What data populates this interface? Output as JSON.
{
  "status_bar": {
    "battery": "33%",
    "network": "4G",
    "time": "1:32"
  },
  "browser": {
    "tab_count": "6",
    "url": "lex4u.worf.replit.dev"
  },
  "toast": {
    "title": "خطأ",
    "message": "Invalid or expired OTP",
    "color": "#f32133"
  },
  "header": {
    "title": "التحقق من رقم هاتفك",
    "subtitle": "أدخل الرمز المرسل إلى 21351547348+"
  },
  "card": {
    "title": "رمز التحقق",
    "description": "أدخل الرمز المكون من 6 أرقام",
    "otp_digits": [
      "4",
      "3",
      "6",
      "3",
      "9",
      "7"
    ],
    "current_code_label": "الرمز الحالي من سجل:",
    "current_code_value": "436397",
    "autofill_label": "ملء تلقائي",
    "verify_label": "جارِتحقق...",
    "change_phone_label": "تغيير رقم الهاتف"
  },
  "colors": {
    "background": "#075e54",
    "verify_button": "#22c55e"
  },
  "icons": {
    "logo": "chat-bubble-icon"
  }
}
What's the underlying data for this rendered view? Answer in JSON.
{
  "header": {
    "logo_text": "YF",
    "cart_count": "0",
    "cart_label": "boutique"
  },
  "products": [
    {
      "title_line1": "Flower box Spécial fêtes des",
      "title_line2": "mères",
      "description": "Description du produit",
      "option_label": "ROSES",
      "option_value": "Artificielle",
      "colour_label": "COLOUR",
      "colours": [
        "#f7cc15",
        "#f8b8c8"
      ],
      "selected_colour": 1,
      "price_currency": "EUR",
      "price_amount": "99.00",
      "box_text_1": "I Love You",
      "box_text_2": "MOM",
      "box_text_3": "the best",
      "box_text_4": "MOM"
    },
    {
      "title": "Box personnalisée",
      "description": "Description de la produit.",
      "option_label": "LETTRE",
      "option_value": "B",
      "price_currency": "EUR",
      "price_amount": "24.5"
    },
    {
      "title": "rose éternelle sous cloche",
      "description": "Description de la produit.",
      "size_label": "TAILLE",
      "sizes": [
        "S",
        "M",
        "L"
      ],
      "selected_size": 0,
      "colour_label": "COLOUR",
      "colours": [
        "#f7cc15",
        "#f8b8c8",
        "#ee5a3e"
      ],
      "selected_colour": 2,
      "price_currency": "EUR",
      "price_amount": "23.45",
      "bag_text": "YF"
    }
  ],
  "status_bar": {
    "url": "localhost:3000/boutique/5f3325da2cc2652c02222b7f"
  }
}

WHAT IS REQUIRED >>
Every line above should be retyped exactly as given.

FINISHED EXERCISE >>
What data populates this interface? Output as JSON.
{
  "status_bar": {
    "battery": "33%",
    "network": "4G",
    "time": "1:32"
  },
  "browser": {
    "tab_count": "6",
    "url": "lex4u.worf.replit.dev"
  },
  "toast": {
    "title": "خطأ",
    "message": "Invalid or expired OTP",
    "color": "#f32133"
  },
  "header": {
    "title": "التحقق من رقم هاتفك",
    "subtitle": "أدخل الرمز المرسل إلى 21351547348+"
  },
  "card": {
    "title": "رمز التحقق",
    "description": "أدخل الرمز المكون من 6 أرقام",
    "otp_digits": [
      "4",
      "3",
      "6",
      "3",
      "9",
      "7"
    ],
    "current_code_label": "الرمز الحالي من سجل:",
    "current_code_value": "436397",
    "autofill_label": "ملء تلقائي",
    "verify_label": "جارِتحقق...",
    "change_phone_label": "تغيير رقم الهاتف"
  },
  "colors": {
    "background": "#075e54",
    "verify_button": "#22c55e"
  },
  "icons": {
    "logo": "chat-bubble-icon"
  }
}
What's the underlying data for this rendered view? Answer in JSON.
{
  "header": {
    "logo_text": "YF",
    "cart_count": "0",
    "cart_label": "boutique"
  },
  "products": [
    {
      "title_line1": "Flower box Spécial fêtes des",
      "title_line2": "mères",
      "description": "Description du produit",
      "option_label": "ROSES",
      "option_value": "Artificielle",
      "colour_label": "COLOUR",
      "colours": [
        "#f7cc15",
        "#f8b8c8"
      ],
      "selected_colour": 1,
      "price_currency": "EUR",
      "price_amount": "99.00",
      "box_text_1": "I Love You",
      "box_text_2": "MOM",
      "box_text_3": "the best",
      "box_text_4": "MOM"
    },
    {
      "title": "Box personnalisée",
      "description": "Description de la produit.",
      "option_label": "LETTRE",
      "option_value": "B",
      "price_currency": "EUR",
      "price_amount": "24.5"
    },
    {
      "title": "rose éternelle sous cloche",
      "description": "Description de la produit.",
      "size_label": "TAILLE",
      "sizes": [
        "S",
        "M",
        "L"
      ],
      "selected_size": 0,
      "colour_label": "COLOUR",
      "colours": [
        "#f7cc15",
        "#f8b8c8",
        "#ee5a3e"
      ],
      "selected_colour": 2,
      "price_currency": "EUR",
      "price_amount": "23.45",
      "bag_text": "YF"
    }
  ],
  "status_bar": {
    "url": "localhost:3000/boutique/5f3325da2cc2652c02222b7f"
  }
}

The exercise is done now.